*JOB:* Reproduce the full listing that appears beneath this instruction exactly.

*INPUT MATERIAL:*
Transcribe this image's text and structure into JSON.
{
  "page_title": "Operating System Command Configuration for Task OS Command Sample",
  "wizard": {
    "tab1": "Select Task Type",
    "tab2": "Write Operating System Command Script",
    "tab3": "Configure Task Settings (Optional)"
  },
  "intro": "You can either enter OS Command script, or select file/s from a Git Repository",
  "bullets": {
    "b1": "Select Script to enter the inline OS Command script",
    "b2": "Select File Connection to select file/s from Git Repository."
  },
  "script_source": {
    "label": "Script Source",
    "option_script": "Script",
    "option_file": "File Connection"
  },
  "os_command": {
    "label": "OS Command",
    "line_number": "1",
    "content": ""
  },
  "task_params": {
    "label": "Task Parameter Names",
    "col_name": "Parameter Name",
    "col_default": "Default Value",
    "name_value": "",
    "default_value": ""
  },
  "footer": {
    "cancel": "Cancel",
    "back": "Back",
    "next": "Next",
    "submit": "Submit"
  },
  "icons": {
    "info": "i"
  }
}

*COMPLETE ANSWER:*
Transcribe this image's text and structure into JSON.
{
  "page_title": "Operating System Command Configuration for Task OS Command Sample",
  "wizard": {
    "tab1": "Select Task Type",
    "tab2": "Write Operating System Command Script",
    "tab3": "Configure Task Settings (Optional)"
  },
  "intro": "You can either enter OS Command script, or select file/s from a Git Repository",
  "bullets": {
    "b1": "Select Script to enter the inline OS Command script",
    "b2": "Select File Connection to select file/s from Git Repository."
  },
  "script_source": {
    "label": "Script Source",
    "option_script": "Script",
    "option_file": "File Connection"
  },
  "os_command": {
    "label": "OS Command",
    "line_number": "1",
    "content": ""
  },
  "task_params": {
    "label": "Task Parameter Names",
    "col_name": "Parameter Name",
    "col_default": "Default Value",
    "name_value": "",
    "default_value": ""
  },
  "footer": {
    "cancel": "Cancel",
    "back": "Back",
    "next": "Next",
    "submit": "Submit"
  },
  "icons": {
    "info": "i"
  }
}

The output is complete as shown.